In the post about giving God a new name, which day of Christmas does the writer say it is?

-- Document excerpt start --

Happy New Year everyone, and well it is the 8th day of Christmas so Merry Christmas. 
So what gives, why today do I seem to throw my faith away? 
Today is the day I ask the world for a new name. The word God has become so cheapened by society that God is losing influence over us at an astounding rate. 
And why now all of a sudden do I think the word God is overused and has lost touch with our real creator. I mean we have had false Gods, mythological Gods, people will say wow that girl looks like a goddess all throughout history. And we have had societies lose their moral compasses before, decline, yet mankind comes back and the belief in an all-powerful creator comes back to lead the reemergence of new societies and countries. 
Christianity has survived many tumultuous events and still the Bible written in the 4th-century guides Christianity today. Yes, there have been some rewrites to change some practices yet generally, the same message and stories remain.
The Scrolls have survived and the belief of one God continues even though the believers of Judaism have been scattered throughout the world. 
Some people will tell us the end is at hand and the second coming of Christ is right around the corner. And that started in the first century. The story has changed, but just ask around sooner or later someone will tell you you do not have much time and must repent.
I do not know much about Islam, Hinduism, Buddism, and other religions yet there are always some teachings that will lead you to a better world. Now I do know Islam believes in the same monotheist God Christianity and Judaism does, I just don’t know enough to comment on their interpretation.
Yet with all this talk of God, what God has taught us doesn’t exist on the planet anymore. Okay, I exaggerate, but our moral decline around the world is plainly obvious. 
So am I losing my faith? No. Actually, I have spent this Christmas season trying to follow more of the practice of my religion to reinstill faith back in me. And yes if you put me above a burning pit and say if I renounce my faith I won’t be dropped into the fire. I am a weak enough human being I will probably denounce, who knows I might be strong enough to state what I believe as I drop to my death. As a human though I must confess that is much to ask. Any human that says they would thoroughly die dropped into a burning pit and not renounce their faith is either a true saint or I would never trust them with anything. Most honest people know that kind of moment would test any person’s faith.
The real issue started when people started saying President Trump was the chosen one. This scares me at a new level. There have been false gods before. Why should some nutjob spouting this nonsense scare me such? I don’t know, but it sure does and at a very high level. Maybe because we can transmit nonsense around the world in nanoseconds. Or maybe because the people who are agreeing or making the argument are potentially my neighbors or co-workers. 
They have removed the concept of God from rational thinking. You cannot now in the 21st century think for one moment that Trump has any semblance of acting in a manner that God would choose him. And choose him to do what? One argument I read was that God uses all of us including Judas so Trump could be the chosen one. Uh, no. Judas was in a unique situation and he eventually committed suicide for his actions. Everyone else God has chosen tends to have a higher purpose. Sometimes it doesn’t materialize right away, but in general, the person themself exhibited some degree of humanity.

-- Document excerpt end --
-- Material start --

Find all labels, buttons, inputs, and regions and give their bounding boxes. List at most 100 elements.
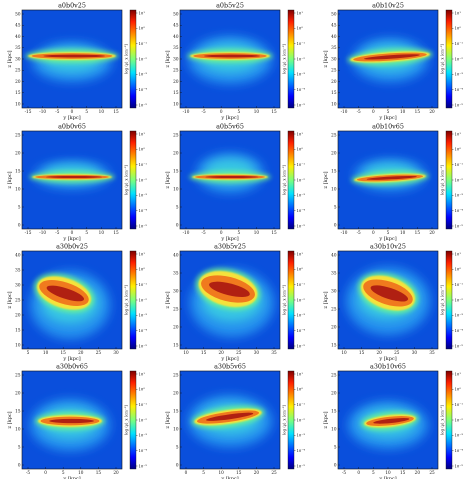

-- Material end --

• _Result_:
The 8th day of Christmas.